**Given data:**
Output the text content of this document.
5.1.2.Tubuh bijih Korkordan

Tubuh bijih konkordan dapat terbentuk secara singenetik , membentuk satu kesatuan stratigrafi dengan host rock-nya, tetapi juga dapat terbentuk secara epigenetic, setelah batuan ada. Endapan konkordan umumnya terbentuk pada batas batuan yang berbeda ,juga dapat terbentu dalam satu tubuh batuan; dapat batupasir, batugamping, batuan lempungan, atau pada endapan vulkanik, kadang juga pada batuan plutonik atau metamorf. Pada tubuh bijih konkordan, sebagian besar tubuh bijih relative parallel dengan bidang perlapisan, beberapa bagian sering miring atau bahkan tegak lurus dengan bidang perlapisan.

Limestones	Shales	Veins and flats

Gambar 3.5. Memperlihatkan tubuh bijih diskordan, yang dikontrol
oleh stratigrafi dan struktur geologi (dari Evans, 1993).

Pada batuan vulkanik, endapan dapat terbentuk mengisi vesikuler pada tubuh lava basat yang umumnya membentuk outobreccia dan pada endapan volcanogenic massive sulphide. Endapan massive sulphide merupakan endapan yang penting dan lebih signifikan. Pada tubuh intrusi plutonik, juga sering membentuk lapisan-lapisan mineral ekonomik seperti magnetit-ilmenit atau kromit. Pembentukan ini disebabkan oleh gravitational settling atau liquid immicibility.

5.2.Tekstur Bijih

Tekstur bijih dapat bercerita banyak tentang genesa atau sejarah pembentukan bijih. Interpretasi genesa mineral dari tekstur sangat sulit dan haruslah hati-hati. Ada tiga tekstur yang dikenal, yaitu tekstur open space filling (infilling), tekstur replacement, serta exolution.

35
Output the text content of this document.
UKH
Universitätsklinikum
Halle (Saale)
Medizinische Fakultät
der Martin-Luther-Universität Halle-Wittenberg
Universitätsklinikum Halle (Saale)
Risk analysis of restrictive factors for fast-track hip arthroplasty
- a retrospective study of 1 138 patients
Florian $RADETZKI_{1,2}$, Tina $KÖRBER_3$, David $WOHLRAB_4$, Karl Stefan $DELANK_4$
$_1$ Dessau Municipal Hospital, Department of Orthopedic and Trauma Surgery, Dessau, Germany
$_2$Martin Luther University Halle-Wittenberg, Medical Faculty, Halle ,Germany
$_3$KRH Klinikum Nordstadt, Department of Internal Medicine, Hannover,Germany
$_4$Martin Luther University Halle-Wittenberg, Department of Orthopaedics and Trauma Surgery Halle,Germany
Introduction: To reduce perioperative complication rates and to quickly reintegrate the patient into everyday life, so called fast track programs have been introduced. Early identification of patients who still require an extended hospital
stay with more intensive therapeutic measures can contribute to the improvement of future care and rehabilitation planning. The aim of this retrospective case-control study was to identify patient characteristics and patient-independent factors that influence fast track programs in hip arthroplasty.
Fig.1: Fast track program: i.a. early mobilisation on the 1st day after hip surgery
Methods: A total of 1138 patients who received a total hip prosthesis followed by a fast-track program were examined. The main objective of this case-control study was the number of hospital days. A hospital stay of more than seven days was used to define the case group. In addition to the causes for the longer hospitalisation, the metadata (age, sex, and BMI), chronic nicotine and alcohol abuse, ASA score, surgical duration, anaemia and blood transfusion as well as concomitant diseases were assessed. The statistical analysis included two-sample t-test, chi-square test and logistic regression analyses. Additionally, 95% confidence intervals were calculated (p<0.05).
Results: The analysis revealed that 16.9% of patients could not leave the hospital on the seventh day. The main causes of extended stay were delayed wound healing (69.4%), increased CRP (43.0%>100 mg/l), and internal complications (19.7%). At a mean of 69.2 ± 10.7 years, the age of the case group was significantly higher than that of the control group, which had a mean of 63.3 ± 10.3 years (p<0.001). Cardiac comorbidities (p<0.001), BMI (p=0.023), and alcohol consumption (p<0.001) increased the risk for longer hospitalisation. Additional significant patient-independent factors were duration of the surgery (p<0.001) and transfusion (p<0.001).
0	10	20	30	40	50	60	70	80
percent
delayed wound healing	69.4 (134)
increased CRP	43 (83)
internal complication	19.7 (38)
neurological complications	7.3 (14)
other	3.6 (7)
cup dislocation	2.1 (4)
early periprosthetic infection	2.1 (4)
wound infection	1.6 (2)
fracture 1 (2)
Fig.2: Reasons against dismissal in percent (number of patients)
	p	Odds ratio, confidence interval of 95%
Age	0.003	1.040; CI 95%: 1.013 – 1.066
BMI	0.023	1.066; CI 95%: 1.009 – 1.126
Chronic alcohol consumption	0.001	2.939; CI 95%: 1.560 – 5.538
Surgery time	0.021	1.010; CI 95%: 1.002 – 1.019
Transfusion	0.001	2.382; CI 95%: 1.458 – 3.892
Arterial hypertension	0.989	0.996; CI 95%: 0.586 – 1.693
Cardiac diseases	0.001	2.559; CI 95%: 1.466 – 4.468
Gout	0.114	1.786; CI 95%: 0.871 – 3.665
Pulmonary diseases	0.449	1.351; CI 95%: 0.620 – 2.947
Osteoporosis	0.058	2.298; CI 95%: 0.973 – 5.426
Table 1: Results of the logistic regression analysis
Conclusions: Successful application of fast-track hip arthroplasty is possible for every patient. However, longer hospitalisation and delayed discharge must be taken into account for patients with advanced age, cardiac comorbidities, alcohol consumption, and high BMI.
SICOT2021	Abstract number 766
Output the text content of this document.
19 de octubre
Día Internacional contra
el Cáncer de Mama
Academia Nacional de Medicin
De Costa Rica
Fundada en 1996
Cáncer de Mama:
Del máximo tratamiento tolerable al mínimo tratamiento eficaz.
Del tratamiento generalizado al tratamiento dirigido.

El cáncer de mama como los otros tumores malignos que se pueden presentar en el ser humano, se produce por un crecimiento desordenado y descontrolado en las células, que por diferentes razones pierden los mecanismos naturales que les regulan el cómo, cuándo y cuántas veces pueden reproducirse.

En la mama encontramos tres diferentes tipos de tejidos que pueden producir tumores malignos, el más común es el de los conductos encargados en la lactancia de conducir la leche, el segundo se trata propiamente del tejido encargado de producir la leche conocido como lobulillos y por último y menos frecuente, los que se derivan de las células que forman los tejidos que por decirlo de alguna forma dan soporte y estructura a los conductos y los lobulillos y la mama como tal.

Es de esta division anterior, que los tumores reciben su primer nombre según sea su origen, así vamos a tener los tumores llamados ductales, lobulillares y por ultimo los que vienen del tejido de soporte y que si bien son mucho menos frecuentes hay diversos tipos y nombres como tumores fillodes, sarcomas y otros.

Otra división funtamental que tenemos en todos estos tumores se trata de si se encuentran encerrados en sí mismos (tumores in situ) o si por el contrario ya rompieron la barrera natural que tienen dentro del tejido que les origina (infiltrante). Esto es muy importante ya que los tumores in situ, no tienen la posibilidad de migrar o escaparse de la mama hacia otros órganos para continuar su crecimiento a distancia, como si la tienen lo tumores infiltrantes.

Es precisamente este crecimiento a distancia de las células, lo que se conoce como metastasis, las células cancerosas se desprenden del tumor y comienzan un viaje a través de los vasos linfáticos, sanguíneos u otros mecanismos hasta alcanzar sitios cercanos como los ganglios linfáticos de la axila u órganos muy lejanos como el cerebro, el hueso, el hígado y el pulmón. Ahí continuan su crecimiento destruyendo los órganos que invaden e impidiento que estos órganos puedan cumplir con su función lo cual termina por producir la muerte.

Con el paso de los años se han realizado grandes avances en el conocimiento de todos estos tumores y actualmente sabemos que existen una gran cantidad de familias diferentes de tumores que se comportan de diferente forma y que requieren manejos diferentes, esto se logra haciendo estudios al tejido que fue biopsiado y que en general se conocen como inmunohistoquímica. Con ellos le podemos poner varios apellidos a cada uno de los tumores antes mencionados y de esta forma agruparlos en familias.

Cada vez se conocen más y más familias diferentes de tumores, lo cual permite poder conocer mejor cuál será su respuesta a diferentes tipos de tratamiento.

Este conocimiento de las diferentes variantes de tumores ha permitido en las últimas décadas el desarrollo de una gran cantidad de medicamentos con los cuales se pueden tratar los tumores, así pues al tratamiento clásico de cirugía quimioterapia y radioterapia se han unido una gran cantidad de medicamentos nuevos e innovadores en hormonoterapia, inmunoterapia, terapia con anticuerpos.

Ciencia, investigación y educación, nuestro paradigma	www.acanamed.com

**What is being asked:** Only lines with the word "Germany" are needed. Copy them from the preceding records.

**Reply to the exercise:**
$_1$ Dessau Municipal Hospital, Department of Orthopedic and Trauma Surgery, Dessau, Germany
$_2$Martin Luther University Halle-Wittenberg, Medical Faculty, Halle ,Germany
$_3$KRH Klinikum Nordstadt, Department of Internal Medicine, Hannover,Germany
$_4$Martin Luther University Halle-Wittenberg, Department of Orthopaedics and Trauma Surgery Halle,Germany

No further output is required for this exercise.